### Short exercise
Select the lines below containing the word "医疗器械板块".

(Data listing)
· · · · · · ·
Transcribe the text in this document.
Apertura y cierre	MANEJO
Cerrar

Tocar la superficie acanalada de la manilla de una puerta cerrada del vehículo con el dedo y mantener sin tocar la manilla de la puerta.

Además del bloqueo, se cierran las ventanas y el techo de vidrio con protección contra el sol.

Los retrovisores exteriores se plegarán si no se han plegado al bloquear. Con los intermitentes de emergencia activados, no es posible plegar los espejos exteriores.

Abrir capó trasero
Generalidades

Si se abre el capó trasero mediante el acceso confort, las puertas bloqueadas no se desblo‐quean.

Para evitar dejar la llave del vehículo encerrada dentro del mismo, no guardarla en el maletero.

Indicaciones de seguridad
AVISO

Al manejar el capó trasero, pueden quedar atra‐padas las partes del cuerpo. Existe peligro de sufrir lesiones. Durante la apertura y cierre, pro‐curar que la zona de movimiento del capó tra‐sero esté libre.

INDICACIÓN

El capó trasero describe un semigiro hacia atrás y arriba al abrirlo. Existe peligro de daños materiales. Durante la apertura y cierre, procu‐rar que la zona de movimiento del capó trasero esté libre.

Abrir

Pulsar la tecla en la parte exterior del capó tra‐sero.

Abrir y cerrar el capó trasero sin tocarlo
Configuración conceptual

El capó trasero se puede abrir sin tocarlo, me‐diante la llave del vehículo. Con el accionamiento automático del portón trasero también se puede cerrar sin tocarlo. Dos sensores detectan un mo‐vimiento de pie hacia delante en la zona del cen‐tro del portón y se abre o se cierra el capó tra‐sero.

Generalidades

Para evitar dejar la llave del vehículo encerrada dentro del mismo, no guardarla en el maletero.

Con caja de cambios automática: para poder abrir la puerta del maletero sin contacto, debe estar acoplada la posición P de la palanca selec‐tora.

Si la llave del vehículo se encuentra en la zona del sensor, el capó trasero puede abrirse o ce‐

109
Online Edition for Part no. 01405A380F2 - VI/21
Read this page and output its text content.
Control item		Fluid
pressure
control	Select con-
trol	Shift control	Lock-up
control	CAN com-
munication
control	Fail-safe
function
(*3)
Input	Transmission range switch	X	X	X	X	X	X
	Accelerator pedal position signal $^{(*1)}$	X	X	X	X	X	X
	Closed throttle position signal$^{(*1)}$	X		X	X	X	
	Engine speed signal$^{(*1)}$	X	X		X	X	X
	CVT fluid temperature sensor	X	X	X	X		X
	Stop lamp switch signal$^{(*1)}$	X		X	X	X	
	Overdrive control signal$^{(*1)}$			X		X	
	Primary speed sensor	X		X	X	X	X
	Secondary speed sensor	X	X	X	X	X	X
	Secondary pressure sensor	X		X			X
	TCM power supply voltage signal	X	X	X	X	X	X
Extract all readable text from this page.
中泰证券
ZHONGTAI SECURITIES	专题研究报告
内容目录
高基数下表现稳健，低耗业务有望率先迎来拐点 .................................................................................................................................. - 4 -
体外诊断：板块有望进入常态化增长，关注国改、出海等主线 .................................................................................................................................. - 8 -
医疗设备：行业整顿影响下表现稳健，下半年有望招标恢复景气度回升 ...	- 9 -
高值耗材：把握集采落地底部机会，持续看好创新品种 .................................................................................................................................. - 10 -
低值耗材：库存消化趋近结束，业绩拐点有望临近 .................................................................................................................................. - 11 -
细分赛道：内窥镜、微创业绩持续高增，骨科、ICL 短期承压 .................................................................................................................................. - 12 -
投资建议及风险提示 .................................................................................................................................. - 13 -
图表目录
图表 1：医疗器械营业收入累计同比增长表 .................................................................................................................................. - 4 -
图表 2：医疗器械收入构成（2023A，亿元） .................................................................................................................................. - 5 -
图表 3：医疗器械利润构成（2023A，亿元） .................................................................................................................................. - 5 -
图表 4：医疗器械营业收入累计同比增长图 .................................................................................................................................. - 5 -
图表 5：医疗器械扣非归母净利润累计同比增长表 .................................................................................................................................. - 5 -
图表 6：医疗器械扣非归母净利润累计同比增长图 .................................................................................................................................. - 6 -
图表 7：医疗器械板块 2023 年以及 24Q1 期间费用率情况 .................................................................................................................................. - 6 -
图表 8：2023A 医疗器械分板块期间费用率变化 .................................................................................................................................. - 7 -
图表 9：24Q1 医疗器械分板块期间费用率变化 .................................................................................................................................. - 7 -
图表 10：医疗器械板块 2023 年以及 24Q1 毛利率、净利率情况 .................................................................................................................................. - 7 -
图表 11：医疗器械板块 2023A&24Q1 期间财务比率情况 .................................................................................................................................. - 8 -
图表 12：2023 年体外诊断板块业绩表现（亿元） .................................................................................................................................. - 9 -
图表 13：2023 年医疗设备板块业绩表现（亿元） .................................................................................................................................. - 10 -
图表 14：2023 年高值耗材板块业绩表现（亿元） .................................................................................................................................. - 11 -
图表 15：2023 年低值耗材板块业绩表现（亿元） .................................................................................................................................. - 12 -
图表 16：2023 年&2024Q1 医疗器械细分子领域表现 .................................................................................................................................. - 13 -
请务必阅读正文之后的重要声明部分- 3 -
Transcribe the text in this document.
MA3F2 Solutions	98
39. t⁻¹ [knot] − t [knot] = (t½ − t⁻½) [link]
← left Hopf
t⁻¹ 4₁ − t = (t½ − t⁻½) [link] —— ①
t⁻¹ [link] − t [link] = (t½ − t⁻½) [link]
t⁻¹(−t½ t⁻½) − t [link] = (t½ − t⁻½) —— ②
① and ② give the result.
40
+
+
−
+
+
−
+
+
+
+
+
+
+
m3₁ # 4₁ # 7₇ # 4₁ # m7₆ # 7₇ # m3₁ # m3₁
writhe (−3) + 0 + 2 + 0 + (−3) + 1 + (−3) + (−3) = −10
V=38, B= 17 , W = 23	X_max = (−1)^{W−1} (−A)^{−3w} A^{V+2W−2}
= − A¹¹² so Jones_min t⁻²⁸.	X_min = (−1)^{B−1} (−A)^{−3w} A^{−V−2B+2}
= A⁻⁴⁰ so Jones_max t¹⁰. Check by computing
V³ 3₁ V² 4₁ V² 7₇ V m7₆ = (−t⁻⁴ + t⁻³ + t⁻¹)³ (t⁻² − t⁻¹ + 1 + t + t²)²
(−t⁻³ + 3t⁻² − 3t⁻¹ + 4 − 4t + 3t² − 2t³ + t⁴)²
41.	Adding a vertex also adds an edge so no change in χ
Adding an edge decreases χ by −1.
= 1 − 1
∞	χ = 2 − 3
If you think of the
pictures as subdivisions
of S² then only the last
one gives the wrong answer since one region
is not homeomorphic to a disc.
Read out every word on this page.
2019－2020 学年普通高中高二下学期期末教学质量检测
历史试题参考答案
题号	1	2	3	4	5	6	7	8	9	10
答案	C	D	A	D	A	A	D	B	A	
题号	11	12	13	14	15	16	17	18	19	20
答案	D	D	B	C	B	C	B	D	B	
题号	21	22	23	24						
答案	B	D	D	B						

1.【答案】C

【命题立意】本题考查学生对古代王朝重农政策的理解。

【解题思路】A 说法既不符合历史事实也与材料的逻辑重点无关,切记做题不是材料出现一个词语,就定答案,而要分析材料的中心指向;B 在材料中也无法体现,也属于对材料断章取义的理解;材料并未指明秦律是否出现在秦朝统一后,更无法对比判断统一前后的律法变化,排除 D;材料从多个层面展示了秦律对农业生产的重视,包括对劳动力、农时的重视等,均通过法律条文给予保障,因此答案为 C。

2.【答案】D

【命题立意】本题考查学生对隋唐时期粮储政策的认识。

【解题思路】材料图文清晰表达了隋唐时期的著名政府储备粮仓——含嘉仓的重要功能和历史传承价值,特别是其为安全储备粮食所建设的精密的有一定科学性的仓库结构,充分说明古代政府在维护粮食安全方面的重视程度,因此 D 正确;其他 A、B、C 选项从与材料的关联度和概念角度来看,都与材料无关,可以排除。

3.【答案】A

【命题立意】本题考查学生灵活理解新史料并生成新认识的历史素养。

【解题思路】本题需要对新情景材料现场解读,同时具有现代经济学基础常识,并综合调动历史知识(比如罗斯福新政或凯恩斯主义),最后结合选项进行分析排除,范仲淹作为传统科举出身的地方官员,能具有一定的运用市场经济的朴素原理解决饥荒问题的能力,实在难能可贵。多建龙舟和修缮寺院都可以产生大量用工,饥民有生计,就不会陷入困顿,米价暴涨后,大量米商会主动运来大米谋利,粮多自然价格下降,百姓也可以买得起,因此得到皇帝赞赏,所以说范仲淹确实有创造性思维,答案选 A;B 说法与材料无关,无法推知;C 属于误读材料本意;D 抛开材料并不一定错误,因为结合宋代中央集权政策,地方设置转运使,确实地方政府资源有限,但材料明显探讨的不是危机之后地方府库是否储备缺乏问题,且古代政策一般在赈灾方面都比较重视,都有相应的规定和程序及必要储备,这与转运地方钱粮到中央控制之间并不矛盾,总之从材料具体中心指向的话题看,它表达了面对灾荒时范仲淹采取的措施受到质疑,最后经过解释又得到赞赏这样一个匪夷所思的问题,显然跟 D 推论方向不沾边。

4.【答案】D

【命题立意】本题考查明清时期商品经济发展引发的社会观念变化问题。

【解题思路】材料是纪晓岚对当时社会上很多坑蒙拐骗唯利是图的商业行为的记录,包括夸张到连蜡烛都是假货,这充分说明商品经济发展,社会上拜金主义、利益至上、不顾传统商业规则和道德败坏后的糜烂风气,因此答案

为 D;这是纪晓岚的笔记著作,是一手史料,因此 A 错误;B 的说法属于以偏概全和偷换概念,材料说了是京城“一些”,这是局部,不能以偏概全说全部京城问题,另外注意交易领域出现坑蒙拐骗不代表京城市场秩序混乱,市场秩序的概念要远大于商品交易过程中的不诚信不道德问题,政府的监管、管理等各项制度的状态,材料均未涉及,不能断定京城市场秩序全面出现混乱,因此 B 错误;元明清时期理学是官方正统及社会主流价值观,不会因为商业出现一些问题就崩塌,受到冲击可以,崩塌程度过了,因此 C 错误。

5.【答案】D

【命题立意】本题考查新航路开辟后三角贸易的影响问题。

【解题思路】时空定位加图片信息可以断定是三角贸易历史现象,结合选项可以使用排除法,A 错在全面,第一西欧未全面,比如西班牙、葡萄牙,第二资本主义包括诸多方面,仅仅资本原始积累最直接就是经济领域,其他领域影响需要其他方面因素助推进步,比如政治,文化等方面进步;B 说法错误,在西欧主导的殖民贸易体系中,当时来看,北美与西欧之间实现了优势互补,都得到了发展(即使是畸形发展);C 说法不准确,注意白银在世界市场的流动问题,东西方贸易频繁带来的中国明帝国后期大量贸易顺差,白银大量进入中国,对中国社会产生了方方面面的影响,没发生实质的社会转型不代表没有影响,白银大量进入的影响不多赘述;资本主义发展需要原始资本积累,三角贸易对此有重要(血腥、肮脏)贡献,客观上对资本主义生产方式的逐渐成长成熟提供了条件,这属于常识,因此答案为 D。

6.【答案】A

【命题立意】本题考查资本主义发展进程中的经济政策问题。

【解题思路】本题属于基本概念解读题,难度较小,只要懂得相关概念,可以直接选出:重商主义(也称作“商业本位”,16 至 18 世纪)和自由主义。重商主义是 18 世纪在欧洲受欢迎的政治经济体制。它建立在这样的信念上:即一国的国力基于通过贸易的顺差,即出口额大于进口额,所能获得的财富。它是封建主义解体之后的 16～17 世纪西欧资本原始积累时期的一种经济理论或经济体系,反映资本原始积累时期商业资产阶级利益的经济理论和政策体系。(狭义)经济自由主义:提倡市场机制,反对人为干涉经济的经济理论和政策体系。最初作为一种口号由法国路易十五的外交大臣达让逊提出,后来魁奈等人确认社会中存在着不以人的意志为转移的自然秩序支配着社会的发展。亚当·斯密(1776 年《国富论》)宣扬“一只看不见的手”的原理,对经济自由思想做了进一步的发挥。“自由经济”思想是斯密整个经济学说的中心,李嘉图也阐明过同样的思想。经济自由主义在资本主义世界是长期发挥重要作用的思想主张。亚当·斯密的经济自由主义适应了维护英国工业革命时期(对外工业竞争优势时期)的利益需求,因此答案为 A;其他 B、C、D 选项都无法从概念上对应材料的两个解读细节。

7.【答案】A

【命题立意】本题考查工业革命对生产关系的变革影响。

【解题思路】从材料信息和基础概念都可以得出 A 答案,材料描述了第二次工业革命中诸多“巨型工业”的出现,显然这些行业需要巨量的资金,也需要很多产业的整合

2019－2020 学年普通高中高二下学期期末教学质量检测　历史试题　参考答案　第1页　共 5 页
· · · · · · ·
### Result of this exercise
图表 7：医疗器械板块 2023 年以及 24Q1 期间费用率情况 .................................................................................................................................. - 6 -
图表 10：医疗器械板块 2023 年以及 24Q1 毛利率、净利率情况 .................................................................................................................................. - 7 -
图表 11：医疗器械板块 2023A&24Q1 期间财务比率情况 .................................................................................................................................. - 8 -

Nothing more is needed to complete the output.